▶ PROBLEM STATEMENT
State only the count of lines in the listing below that hold "content".

═══ SUPPLIED RECORDS

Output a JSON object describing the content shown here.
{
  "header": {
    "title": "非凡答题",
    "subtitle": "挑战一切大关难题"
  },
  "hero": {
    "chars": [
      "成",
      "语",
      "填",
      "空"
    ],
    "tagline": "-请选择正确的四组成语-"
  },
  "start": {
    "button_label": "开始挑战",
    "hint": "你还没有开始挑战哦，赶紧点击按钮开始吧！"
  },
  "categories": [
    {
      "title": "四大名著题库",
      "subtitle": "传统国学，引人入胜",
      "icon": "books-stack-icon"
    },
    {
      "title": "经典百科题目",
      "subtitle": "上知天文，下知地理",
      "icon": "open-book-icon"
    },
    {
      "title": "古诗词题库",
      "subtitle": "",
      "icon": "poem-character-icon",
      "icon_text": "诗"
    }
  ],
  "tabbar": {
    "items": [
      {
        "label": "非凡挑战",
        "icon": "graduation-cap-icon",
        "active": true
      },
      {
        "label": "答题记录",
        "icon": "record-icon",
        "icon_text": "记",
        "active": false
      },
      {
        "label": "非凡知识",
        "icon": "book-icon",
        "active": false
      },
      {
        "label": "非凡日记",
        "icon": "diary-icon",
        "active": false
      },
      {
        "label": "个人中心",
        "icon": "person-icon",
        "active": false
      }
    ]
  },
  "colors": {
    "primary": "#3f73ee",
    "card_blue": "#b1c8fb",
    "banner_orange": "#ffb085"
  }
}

══════
═══ SUPPLIED RECORDS

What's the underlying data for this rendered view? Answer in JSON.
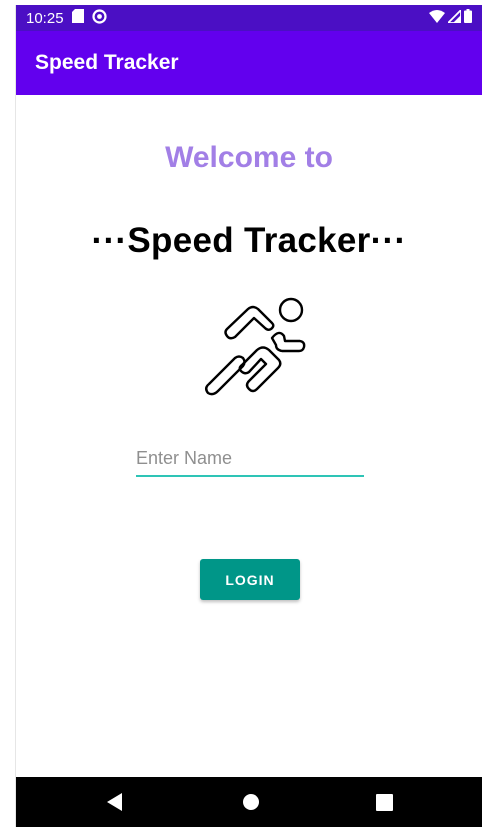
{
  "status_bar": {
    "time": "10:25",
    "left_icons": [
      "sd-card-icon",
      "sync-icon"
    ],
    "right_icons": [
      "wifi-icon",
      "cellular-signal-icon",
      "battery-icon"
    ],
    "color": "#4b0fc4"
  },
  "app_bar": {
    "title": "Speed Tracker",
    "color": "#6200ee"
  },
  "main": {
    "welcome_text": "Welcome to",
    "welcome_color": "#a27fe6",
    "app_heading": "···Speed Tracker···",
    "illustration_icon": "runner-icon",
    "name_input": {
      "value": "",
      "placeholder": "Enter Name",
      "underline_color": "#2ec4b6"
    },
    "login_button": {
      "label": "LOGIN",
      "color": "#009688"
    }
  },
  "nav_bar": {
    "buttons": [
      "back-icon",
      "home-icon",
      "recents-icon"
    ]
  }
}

══════
═══ SUPPLIED RECORDS

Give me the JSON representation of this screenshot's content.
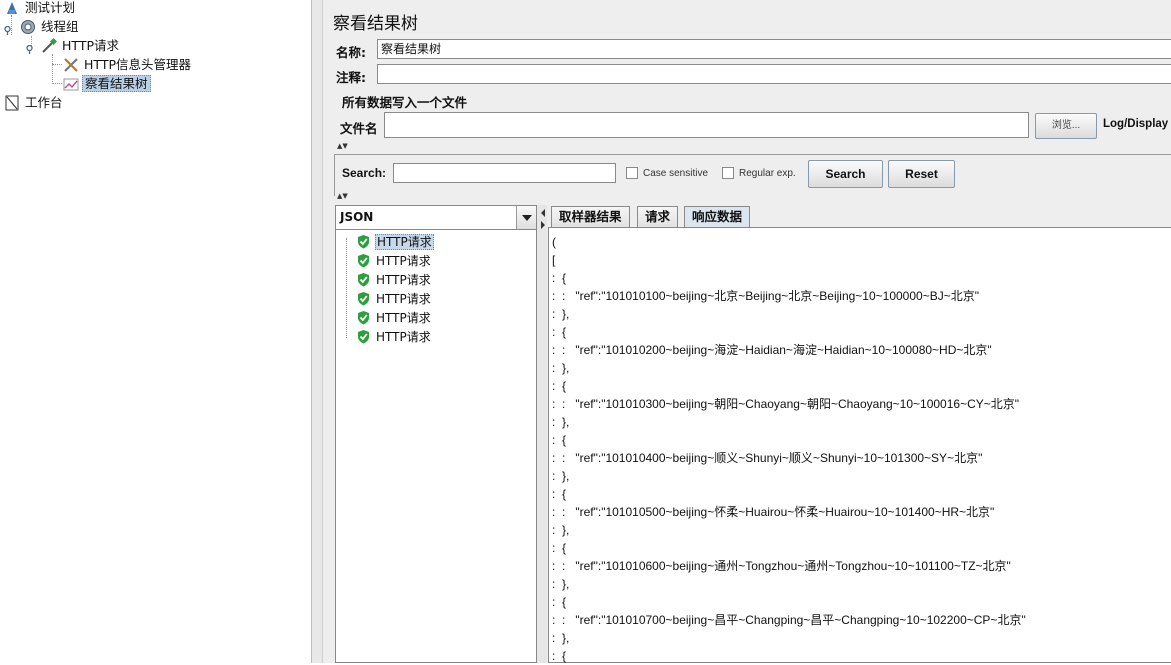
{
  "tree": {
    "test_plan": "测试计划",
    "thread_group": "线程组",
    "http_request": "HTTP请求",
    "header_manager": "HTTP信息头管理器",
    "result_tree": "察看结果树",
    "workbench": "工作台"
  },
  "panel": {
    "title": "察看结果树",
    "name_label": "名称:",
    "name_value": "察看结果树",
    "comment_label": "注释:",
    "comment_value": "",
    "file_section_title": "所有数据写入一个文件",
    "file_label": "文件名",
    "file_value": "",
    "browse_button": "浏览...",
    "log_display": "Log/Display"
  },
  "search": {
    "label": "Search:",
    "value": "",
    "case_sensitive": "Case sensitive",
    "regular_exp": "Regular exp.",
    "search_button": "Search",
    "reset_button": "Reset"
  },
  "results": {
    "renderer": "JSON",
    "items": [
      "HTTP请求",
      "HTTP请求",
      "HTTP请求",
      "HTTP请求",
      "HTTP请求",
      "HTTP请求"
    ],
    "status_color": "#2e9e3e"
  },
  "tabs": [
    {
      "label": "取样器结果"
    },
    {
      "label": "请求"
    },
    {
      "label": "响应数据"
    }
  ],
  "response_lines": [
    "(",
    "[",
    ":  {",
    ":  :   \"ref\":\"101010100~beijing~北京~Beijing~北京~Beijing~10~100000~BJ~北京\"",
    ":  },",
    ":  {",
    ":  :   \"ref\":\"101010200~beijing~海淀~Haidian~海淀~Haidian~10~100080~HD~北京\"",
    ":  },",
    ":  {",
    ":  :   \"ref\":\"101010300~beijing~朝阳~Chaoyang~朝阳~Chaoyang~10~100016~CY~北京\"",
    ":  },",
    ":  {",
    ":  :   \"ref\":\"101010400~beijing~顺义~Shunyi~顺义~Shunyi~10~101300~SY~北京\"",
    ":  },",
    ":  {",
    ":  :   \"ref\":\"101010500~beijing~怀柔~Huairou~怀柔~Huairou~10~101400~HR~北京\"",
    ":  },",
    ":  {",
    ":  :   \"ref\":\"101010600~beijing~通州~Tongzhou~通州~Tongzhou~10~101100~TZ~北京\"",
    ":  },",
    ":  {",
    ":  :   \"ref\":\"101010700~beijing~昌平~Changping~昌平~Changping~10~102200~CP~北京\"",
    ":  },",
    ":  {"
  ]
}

══════

▶ WRITTEN REPLY
2